Return the entries below verbatim. Pictures stay out.
-- Start Information supplied --
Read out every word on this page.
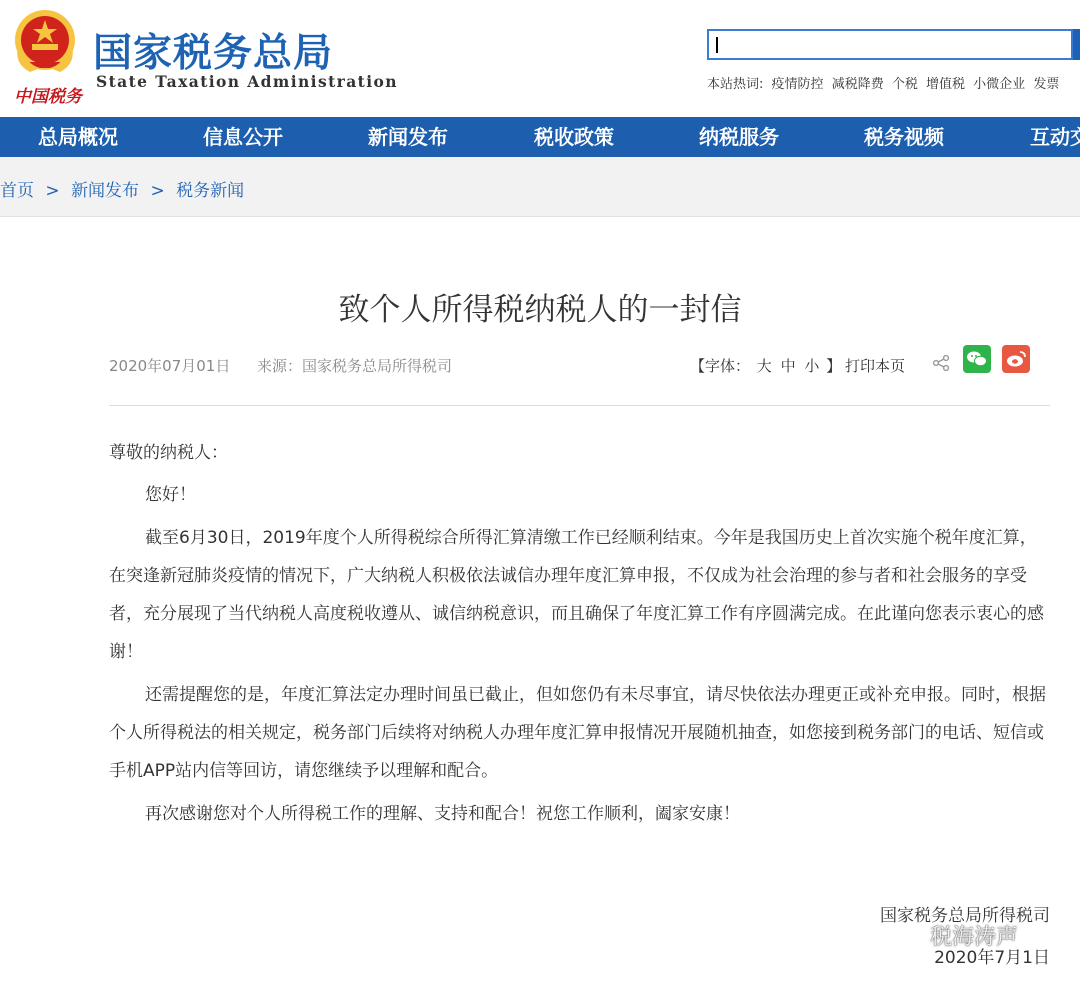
中国税务
国家税务总局
State Taxation Administration	本站热词: 疫情防控 减税降费 个税 增值税 小微企业 发票
总局概况	信息公开	新闻发布	税收政策	纳税服务	税务视频	互动交
首页 > 新闻发布 > 税务新闻
致个人所得税纳税人的一封信
2020年07月01日 来源：国家税务总局所得税司	【字体： 大 中 小 】 打印本页

尊敬的纳税人：

您好！

截至6月30日，2019年度个人所得税综合所得汇算清缴工作已经顺利结束。今年是我国历史上首次实施个税年度汇算，在突逢新冠肺炎疫情的情况下，广大纳税人积极依法诚信办理年度汇算申报，不仅成为社会治理的参与者和社会服务的享受者，充分展现了当代纳税人高度税收遵从、诚信纳税意识，而且确保了年度汇算工作有序圆满完成。在此谨向您表示衷心的感谢！

还需提醒您的是，年度汇算法定办理时间虽已截止，但如您仍有未尽事宜，请尽快依法办理更正或补充申报。同时，根据个人所得税法的相关规定，税务部门后续将对纳税人办理年度汇算申报情况开展随机抽查，如您接到税务部门的电话、短信或手机APP站内信等回访，请您继续予以理解和配合。

再次感谢您对个人所得税工作的理解、支持和配合！祝您工作顺利，阖家安康！

国家税务总局所得税司
2020年7月1日
税海涛声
-- End Information supplied --
◆ The output ◆
Read out every word on this page.
中国税务
国家税务总局
State Taxation Administration	本站热词: 疫情防控 减税降费 个税 增值税 小微企业 发票
总局概况	信息公开	新闻发布	税收政策	纳税服务	税务视频	互动交
首页 > 新闻发布 > 税务新闻
致个人所得税纳税人的一封信
2020年07月01日 来源：国家税务总局所得税司	【字体： 大 中 小 】 打印本页

尊敬的纳税人：

您好！

截至6月30日，2019年度个人所得税综合所得汇算清缴工作已经顺利结束。今年是我国历史上首次实施个税年度汇算，在突逢新冠肺炎疫情的情况下，广大纳税人积极依法诚信办理年度汇算申报，不仅成为社会治理的参与者和社会服务的享受者，充分展现了当代纳税人高度税收遵从、诚信纳税意识，而且确保了年度汇算工作有序圆满完成。在此谨向您表示衷心的感谢！

还需提醒您的是，年度汇算法定办理时间虽已截止，但如您仍有未尽事宜，请尽快依法办理更正或补充申报。同时，根据个人所得税法的相关规定，税务部门后续将对纳税人办理年度汇算申报情况开展随机抽查，如您接到税务部门的电话、短信或手机APP站内信等回访，请您继续予以理解和配合。

再次感谢您对个人所得税工作的理解、支持和配合！祝您工作顺利，阖家安康！

国家税务总局所得税司
2020年7月1日
税海涛声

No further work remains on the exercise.